Exercise aim:
Collect all lines from the records below that include the word "colors".

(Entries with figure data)

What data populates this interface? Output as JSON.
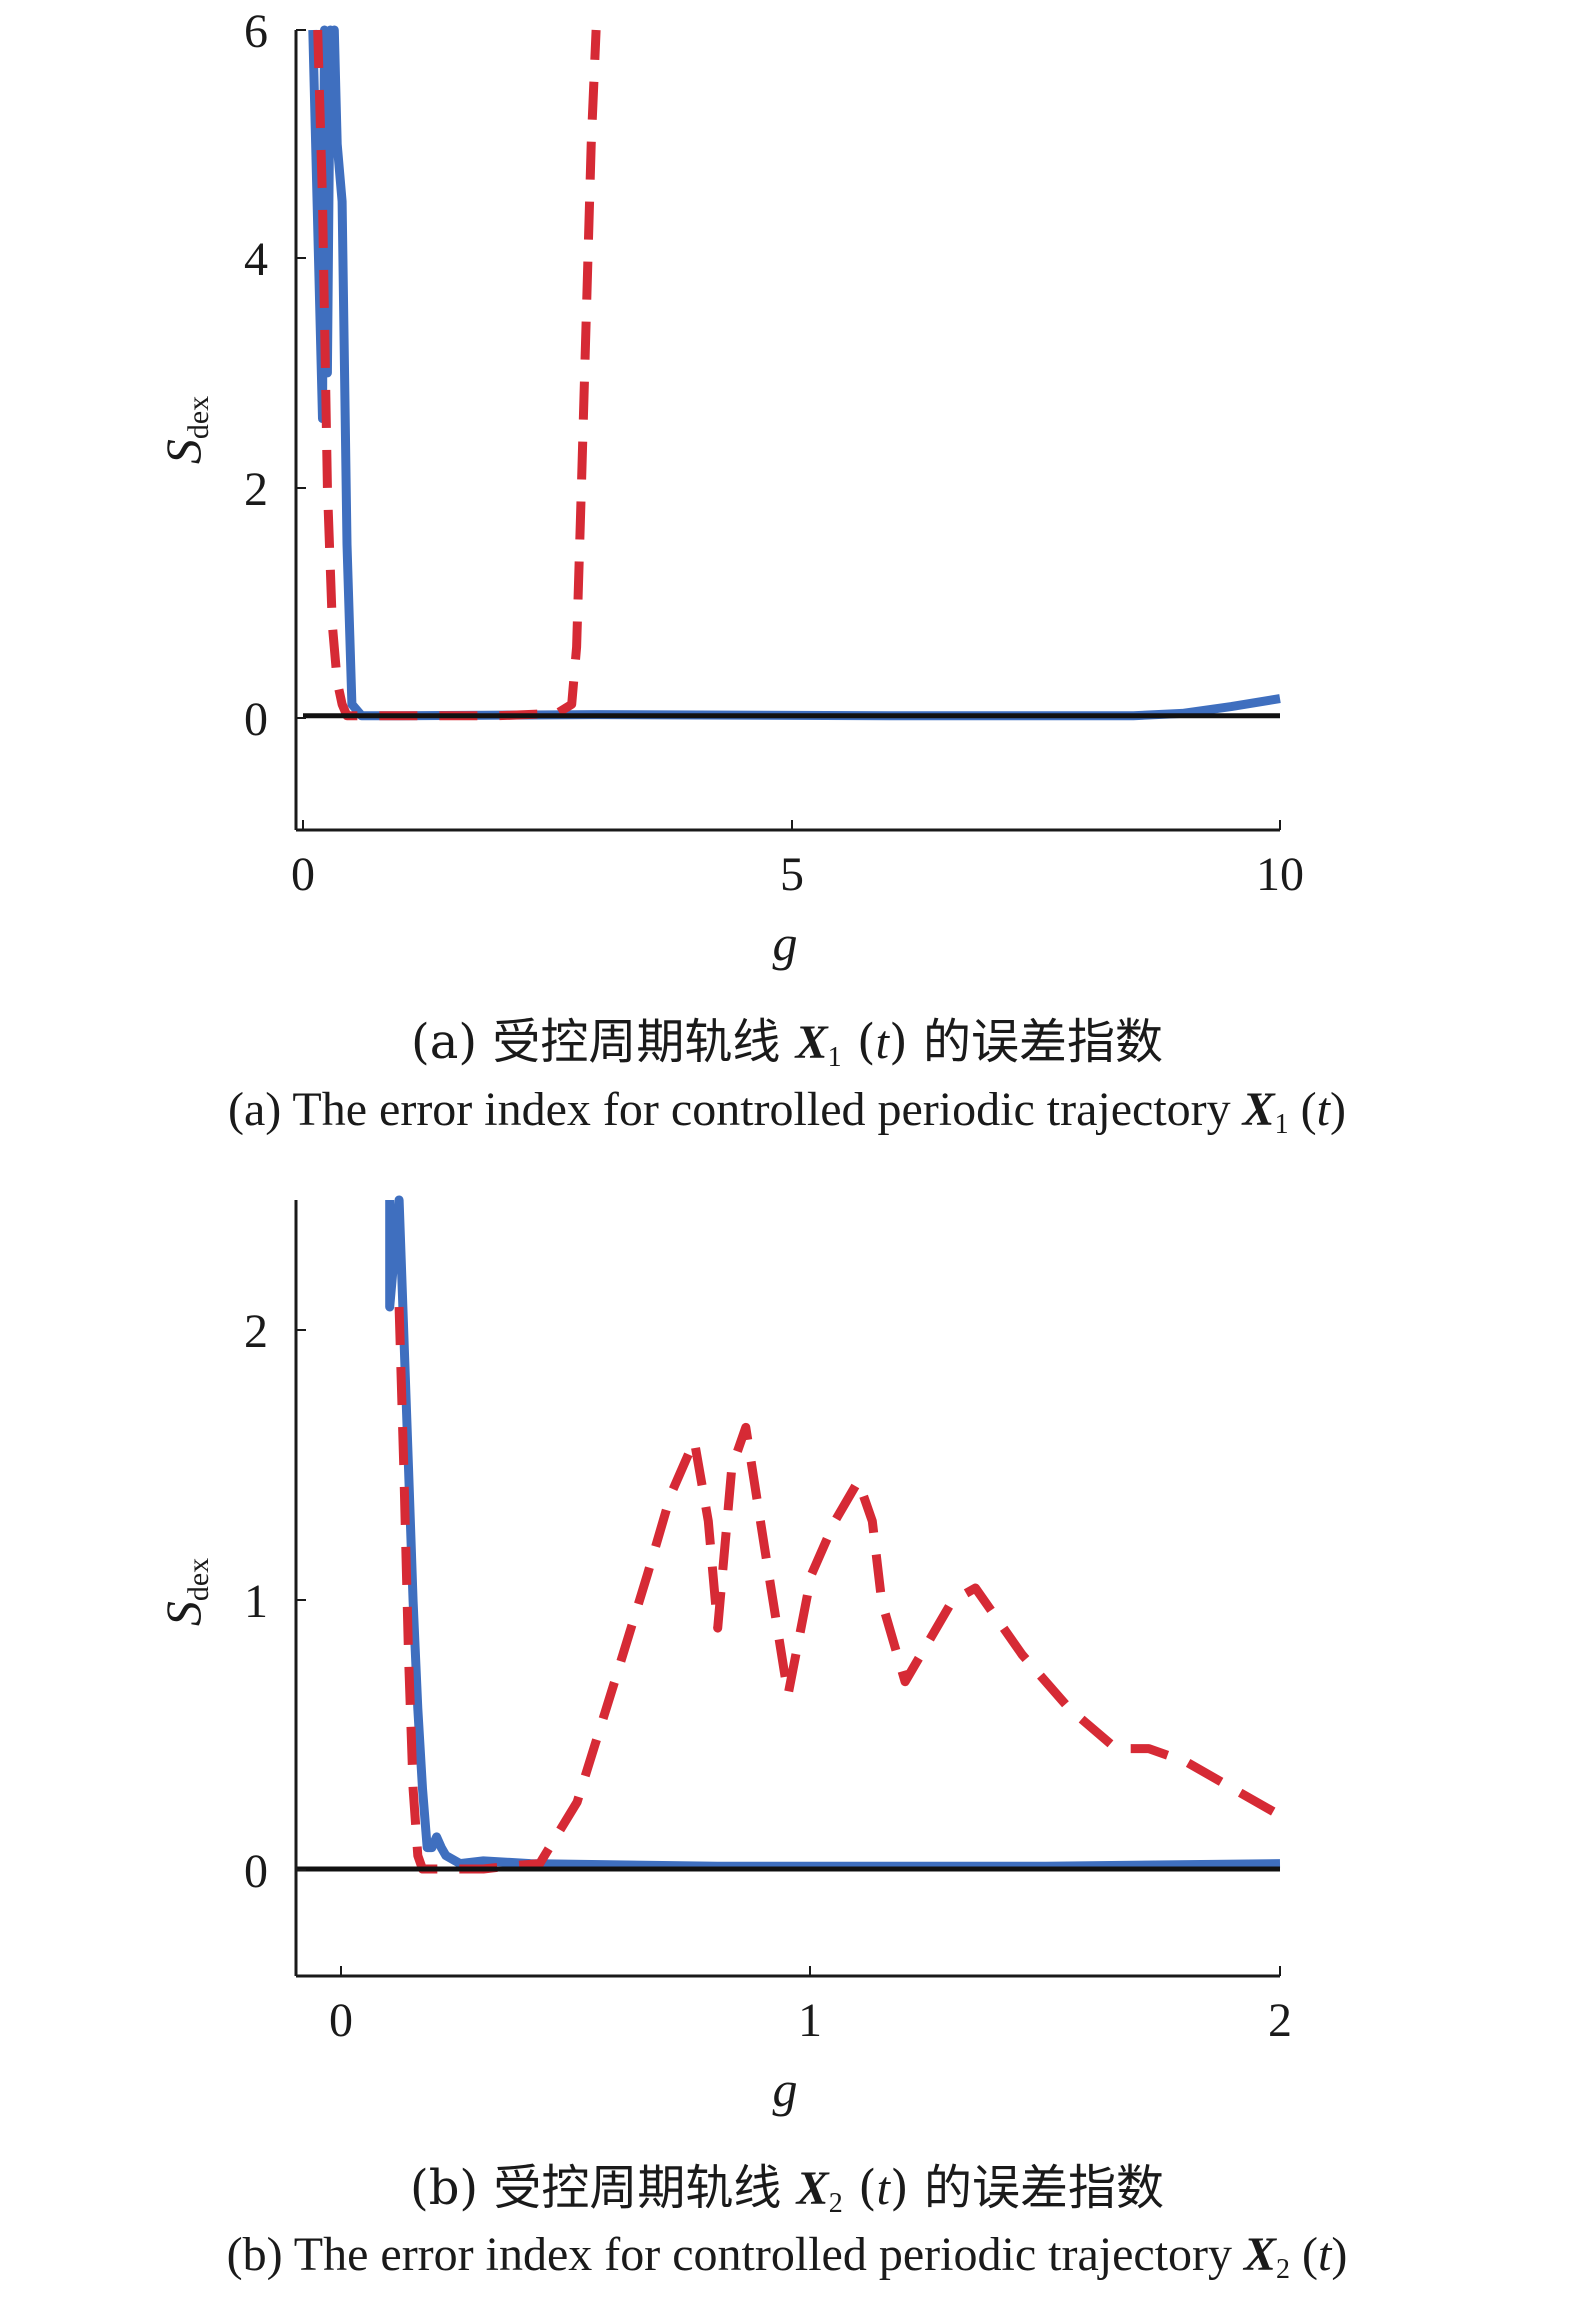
{
  "colors": {
    "solid": "#3f6fbf",
    "dashed": "#d62a35",
    "zero_line": "#111111",
    "axis": "#1a1a1a"
  },
  "chart_data": [
    {
      "type": "line",
      "xlabel": "g",
      "ylabel": "S",
      "ylabel_sub": "dex",
      "xlim": [
        0,
        10
      ],
      "ylim": [
        -1,
        6
      ],
      "xticks": [
        "0",
        "5",
        "10"
      ],
      "yticks": [
        "0",
        "2",
        "4",
        "6"
      ],
      "caption_cn": {
        "prefix": "(a) 受控周期轨线 ",
        "var": "X",
        "sub": "1",
        "arg": " (",
        "t": "t",
        "suffix": ") 的误差指数"
      },
      "caption_en": {
        "prefix": "(a) The error index for controlled periodic trajectory ",
        "var": "X",
        "sub": "1",
        "arg": " (",
        "t": "t",
        "close": ")"
      },
      "series": [
        {
          "style": "solid",
          "x": [
            0.1,
            0.2,
            0.22,
            0.25,
            0.28,
            0.3,
            0.32,
            0.35,
            0.4,
            0.45,
            0.5,
            0.6,
            1,
            3,
            6,
            8.5,
            9,
            9.5,
            10
          ],
          "y": [
            6,
            2.6,
            6,
            3,
            6,
            5.2,
            6,
            5,
            4.5,
            1.5,
            0.1,
            0,
            0,
            0.01,
            0,
            0,
            0.02,
            0.08,
            0.15
          ]
        },
        {
          "style": "dashed",
          "x": [
            0.15,
            0.2,
            0.25,
            0.3,
            0.35,
            0.4,
            0.45,
            0.5,
            1,
            2,
            2.6,
            2.75,
            2.8,
            2.85,
            2.9,
            2.95,
            3
          ],
          "y": [
            6,
            4.5,
            2,
            0.8,
            0.3,
            0.1,
            0,
            0,
            0,
            0,
            0.02,
            0.1,
            0.6,
            2,
            3.5,
            5,
            6
          ]
        },
        {
          "style": "zero",
          "x": [
            0,
            10
          ],
          "y": [
            0,
            0
          ]
        }
      ]
    },
    {
      "type": "line",
      "xlabel": "g",
      "ylabel": "S",
      "ylabel_sub": "dex",
      "xlim": [
        -0.1,
        2
      ],
      "ylim": [
        -0.4,
        2.5
      ],
      "xticks": [
        "0",
        "1",
        "2"
      ],
      "yticks": [
        "0",
        "1",
        "2"
      ],
      "caption_cn": {
        "prefix": "(b) 受控周期轨线 ",
        "var": "X",
        "sub": "2",
        "arg": " (",
        "t": "t",
        "suffix": ") 的误差指数"
      },
      "caption_en": {
        "prefix": "(b) The error index for controlled periodic trajectory ",
        "var": "X",
        "sub": "2",
        "arg": " (",
        "t": "t",
        "close": ")"
      },
      "series": [
        {
          "style": "solid",
          "x": [
            0.1,
            0.1,
            0.12,
            0.13,
            0.14,
            0.15,
            0.16,
            0.17,
            0.18,
            0.19,
            0.2,
            0.21,
            0.22,
            0.25,
            0.3,
            0.4,
            0.8,
            1.5,
            2
          ],
          "y": [
            2.5,
            2.1,
            2.5,
            2.0,
            1.5,
            1.0,
            0.6,
            0.3,
            0.08,
            0.08,
            0.12,
            0.08,
            0.05,
            0.02,
            0.03,
            0.02,
            0.01,
            0.01,
            0.02
          ]
        },
        {
          "style": "dashed",
          "x": [
            0.12,
            0.13,
            0.14,
            0.15,
            0.16,
            0.17,
            0.18,
            0.2,
            0.25,
            0.3,
            0.35,
            0.42,
            0.5,
            0.58,
            0.65,
            0.7,
            0.75,
            0.78,
            0.8,
            0.83,
            0.86,
            0.9,
            0.95,
            1.0,
            1.05,
            1.1,
            1.13,
            1.15,
            1.2,
            1.25,
            1.3,
            1.35,
            1.45,
            1.55,
            1.65,
            1.72,
            1.8,
            1.9,
            2.0
          ],
          "y": [
            2.1,
            1.5,
            0.8,
            0.3,
            0.05,
            0.0,
            0.0,
            0.0,
            0.0,
            0.0,
            0.01,
            0.02,
            0.25,
            0.7,
            1.1,
            1.4,
            1.6,
            1.3,
            0.9,
            1.5,
            1.65,
            1.2,
            0.65,
            1.1,
            1.3,
            1.45,
            1.3,
            1.0,
            0.7,
            0.85,
            1.0,
            1.05,
            0.8,
            0.6,
            0.45,
            0.45,
            0.4,
            0.3,
            0.2
          ]
        },
        {
          "style": "zero",
          "x": [
            -0.1,
            2
          ],
          "y": [
            0,
            0
          ]
        }
      ]
    }
  ]
}
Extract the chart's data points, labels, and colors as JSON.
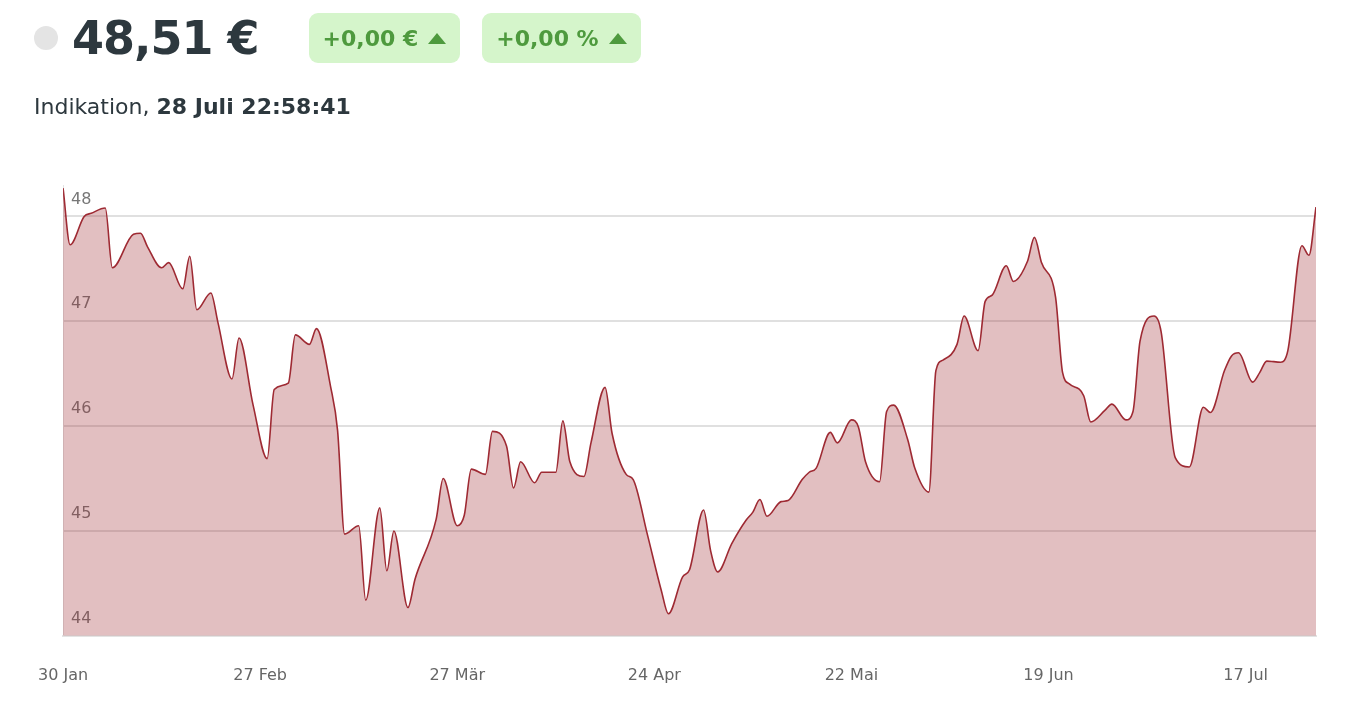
{
  "chart_data": {
    "type": "area",
    "title": "48,51 €",
    "subtitle": "Indikation, 28 Juli 22:58:41",
    "annotations": [
      "+0,00 €",
      "+0,00 %"
    ],
    "x": [
      "--01-30",
      "--01-31",
      "--02-02",
      "--02-03",
      "--02-05",
      "--02-06",
      "--02-09",
      "--02-10",
      "--02-11",
      "--02-13",
      "--02-14",
      "--02-16",
      "--02-17",
      "--02-18",
      "--02-20",
      "--02-21",
      "--02-23",
      "--02-24",
      "--02-26",
      "--02-28",
      "--03-01",
      "--03-03",
      "--03-04",
      "--03-06",
      "--03-07",
      "--03-09",
      "--03-10",
      "--03-11",
      "--03-13",
      "--03-14",
      "--03-16",
      "--03-17",
      "--03-18",
      "--03-20",
      "--03-21",
      "--03-24",
      "--03-25",
      "--03-27",
      "--03-28",
      "--03-29",
      "--03-31",
      "--04-01",
      "--04-03",
      "--04-04",
      "--04-05",
      "--04-07",
      "--04-08",
      "--04-10",
      "--04-11",
      "--04-12",
      "--04-14",
      "--04-15",
      "--04-17",
      "--04-18",
      "--04-20",
      "--04-21",
      "--04-23",
      "--04-25",
      "--04-26",
      "--04-28",
      "--04-29",
      "--05-01",
      "--05-02",
      "--05-03",
      "--05-05",
      "--05-07",
      "--05-08",
      "--05-09",
      "--05-10",
      "--05-12",
      "--05-13",
      "--05-15",
      "--05-16",
      "--05-17",
      "--05-19",
      "--05-20",
      "--05-22",
      "--05-23",
      "--05-24",
      "--05-26",
      "--05-27",
      "--05-28",
      "--05-30",
      "--05-31",
      "--06-02",
      "--06-03",
      "--06-04",
      "--06-06",
      "--06-07",
      "--06-09",
      "--06-10",
      "--06-11",
      "--06-13",
      "--06-14",
      "--06-16",
      "--06-17",
      "--06-18",
      "--06-20",
      "--06-21",
      "--06-22",
      "--06-24",
      "--06-25",
      "--06-27",
      "--06-28",
      "--06-30",
      "--07-01",
      "--07-02",
      "--07-04",
      "--07-05",
      "--07-07",
      "--07-09",
      "--07-11",
      "--07-12",
      "--07-14",
      "--07-15",
      "--07-16",
      "--07-18",
      "--07-19",
      "--07-20",
      "--07-22",
      "--07-23",
      "--07-25",
      "--07-26",
      "--07-27"
    ],
    "series": [
      {
        "color": "#9e2a33",
        "values": [
          48.27,
          47.73,
          48.0,
          48.03,
          48.08,
          47.51,
          47.83,
          47.84,
          47.71,
          47.51,
          47.56,
          47.31,
          47.62,
          47.11,
          47.27,
          46.99,
          46.45,
          46.84,
          46.2,
          45.69,
          46.35,
          46.41,
          46.87,
          46.78,
          46.93,
          46.38,
          45.96,
          44.97,
          45.05,
          44.34,
          45.22,
          44.62,
          45.0,
          44.27,
          44.54,
          45.11,
          45.5,
          45.05,
          45.15,
          45.59,
          45.54,
          45.95,
          45.81,
          45.41,
          45.66,
          45.46,
          45.56,
          45.56,
          46.05,
          45.66,
          45.52,
          45.84,
          46.37,
          45.93,
          45.54,
          45.49,
          44.97,
          44.43,
          44.21,
          44.56,
          44.63,
          45.2,
          44.81,
          44.61,
          44.88,
          45.1,
          45.18,
          45.3,
          45.14,
          45.28,
          45.29,
          45.49,
          45.56,
          45.6,
          45.94,
          45.84,
          46.06,
          45.99,
          45.66,
          45.47,
          46.14,
          46.2,
          45.87,
          45.6,
          45.37,
          46.53,
          46.63,
          46.78,
          47.05,
          46.72,
          47.19,
          47.25,
          47.53,
          47.38,
          47.57,
          47.8,
          47.56,
          47.23,
          46.51,
          46.4,
          46.29,
          46.04,
          46.15,
          46.21,
          46.06,
          46.14,
          46.81,
          47.05,
          46.9,
          45.7,
          45.61,
          46.18,
          46.13,
          46.53,
          46.67,
          46.7,
          46.42,
          46.51,
          46.62,
          46.61,
          46.72,
          47.72,
          47.63,
          48.09
        ]
      }
    ],
    "xlim": [
      "--01-30",
      "--07-27"
    ],
    "xticks": [
      {
        "value": "--01-30",
        "label": "30 Jan"
      },
      {
        "value": "--02-27",
        "label": "27 Feb"
      },
      {
        "value": "--03-27",
        "label": "27 Mär"
      },
      {
        "value": "--04-24",
        "label": "24 Apr"
      },
      {
        "value": "--05-22",
        "label": "22 Mai"
      },
      {
        "value": "--06-19",
        "label": "19 Jun"
      },
      {
        "value": "--07-17",
        "label": "17 Jul"
      }
    ],
    "ylim": [
      44,
      48.3
    ],
    "yticks": [
      44,
      45,
      46,
      47,
      48
    ],
    "grid": "y",
    "legend": false,
    "marker": "none",
    "line_style": "solid"
  }
}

Written solution:
  "colors": {
Extract the chart's data points, labels, and colors as JSON.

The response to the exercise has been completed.